--- start of The input ---

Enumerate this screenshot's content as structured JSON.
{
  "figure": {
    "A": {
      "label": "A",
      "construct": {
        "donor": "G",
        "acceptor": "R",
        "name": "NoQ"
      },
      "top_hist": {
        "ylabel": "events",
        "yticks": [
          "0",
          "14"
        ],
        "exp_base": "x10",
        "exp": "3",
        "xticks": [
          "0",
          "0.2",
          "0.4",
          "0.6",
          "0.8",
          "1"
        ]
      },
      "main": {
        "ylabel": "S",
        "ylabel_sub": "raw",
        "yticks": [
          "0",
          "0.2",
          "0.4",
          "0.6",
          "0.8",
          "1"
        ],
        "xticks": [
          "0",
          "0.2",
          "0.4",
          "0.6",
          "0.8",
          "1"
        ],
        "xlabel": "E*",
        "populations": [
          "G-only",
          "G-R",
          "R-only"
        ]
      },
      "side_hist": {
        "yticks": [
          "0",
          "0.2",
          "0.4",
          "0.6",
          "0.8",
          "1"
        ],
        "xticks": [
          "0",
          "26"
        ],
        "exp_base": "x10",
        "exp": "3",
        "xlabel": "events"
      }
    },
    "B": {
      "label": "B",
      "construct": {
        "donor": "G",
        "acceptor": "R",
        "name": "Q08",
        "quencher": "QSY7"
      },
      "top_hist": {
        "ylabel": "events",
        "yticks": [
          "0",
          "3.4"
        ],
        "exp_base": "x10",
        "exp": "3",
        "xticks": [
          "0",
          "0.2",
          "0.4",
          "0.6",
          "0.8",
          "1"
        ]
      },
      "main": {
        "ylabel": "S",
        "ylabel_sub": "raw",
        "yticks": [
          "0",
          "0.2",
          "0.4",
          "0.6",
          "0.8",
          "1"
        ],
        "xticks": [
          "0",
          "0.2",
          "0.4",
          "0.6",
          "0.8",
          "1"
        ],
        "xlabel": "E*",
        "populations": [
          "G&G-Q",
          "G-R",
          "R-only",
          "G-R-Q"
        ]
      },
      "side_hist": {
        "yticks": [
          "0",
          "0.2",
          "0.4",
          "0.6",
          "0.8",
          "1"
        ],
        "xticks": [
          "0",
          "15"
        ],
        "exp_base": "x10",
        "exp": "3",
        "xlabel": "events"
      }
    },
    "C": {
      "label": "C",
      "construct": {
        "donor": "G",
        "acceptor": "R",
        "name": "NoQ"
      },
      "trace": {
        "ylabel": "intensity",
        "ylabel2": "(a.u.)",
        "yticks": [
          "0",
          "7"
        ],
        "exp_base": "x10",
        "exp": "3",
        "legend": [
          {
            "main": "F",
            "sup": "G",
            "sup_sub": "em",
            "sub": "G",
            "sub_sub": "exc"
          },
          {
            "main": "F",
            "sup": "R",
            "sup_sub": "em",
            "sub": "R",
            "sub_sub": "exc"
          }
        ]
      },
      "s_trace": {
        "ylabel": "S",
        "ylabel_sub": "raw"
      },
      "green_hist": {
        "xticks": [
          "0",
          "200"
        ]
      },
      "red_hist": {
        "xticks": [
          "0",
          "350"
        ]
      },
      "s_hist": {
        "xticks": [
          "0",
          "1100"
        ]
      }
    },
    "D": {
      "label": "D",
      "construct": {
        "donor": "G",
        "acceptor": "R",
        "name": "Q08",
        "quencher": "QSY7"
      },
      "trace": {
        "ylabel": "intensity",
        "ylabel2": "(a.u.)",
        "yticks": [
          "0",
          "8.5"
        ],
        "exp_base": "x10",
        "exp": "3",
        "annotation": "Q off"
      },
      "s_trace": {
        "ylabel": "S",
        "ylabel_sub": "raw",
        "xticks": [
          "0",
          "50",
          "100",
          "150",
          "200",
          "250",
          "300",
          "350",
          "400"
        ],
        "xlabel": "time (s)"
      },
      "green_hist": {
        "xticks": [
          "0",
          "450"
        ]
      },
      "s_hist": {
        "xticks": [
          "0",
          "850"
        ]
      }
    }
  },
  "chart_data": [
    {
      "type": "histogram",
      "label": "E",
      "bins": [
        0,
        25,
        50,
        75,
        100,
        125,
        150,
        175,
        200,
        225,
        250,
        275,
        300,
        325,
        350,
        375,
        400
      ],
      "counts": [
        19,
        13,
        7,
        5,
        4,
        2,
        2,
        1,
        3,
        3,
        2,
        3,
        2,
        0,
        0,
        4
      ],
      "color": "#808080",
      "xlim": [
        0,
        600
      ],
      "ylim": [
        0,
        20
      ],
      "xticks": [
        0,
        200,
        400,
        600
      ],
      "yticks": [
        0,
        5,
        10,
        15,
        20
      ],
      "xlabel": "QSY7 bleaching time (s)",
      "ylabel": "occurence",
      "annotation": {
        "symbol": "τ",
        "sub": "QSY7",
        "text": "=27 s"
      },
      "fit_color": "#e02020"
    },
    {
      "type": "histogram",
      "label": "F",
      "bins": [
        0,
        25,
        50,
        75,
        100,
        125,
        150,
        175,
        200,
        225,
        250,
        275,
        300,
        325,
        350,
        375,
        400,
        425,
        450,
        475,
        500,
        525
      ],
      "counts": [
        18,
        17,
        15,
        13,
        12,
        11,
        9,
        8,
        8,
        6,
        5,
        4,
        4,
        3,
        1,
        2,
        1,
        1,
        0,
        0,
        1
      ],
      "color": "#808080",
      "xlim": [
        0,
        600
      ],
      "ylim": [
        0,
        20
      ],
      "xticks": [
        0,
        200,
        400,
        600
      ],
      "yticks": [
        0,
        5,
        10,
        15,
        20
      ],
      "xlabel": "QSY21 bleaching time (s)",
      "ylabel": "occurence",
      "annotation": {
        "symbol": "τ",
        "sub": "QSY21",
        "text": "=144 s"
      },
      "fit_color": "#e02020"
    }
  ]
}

--- end of The input ---

List every line from the entries above in which "bleaching" appears.

      "xlabel": "QSY7 bleaching time (s)",
      "xlabel": "QSY21 bleaching time (s)",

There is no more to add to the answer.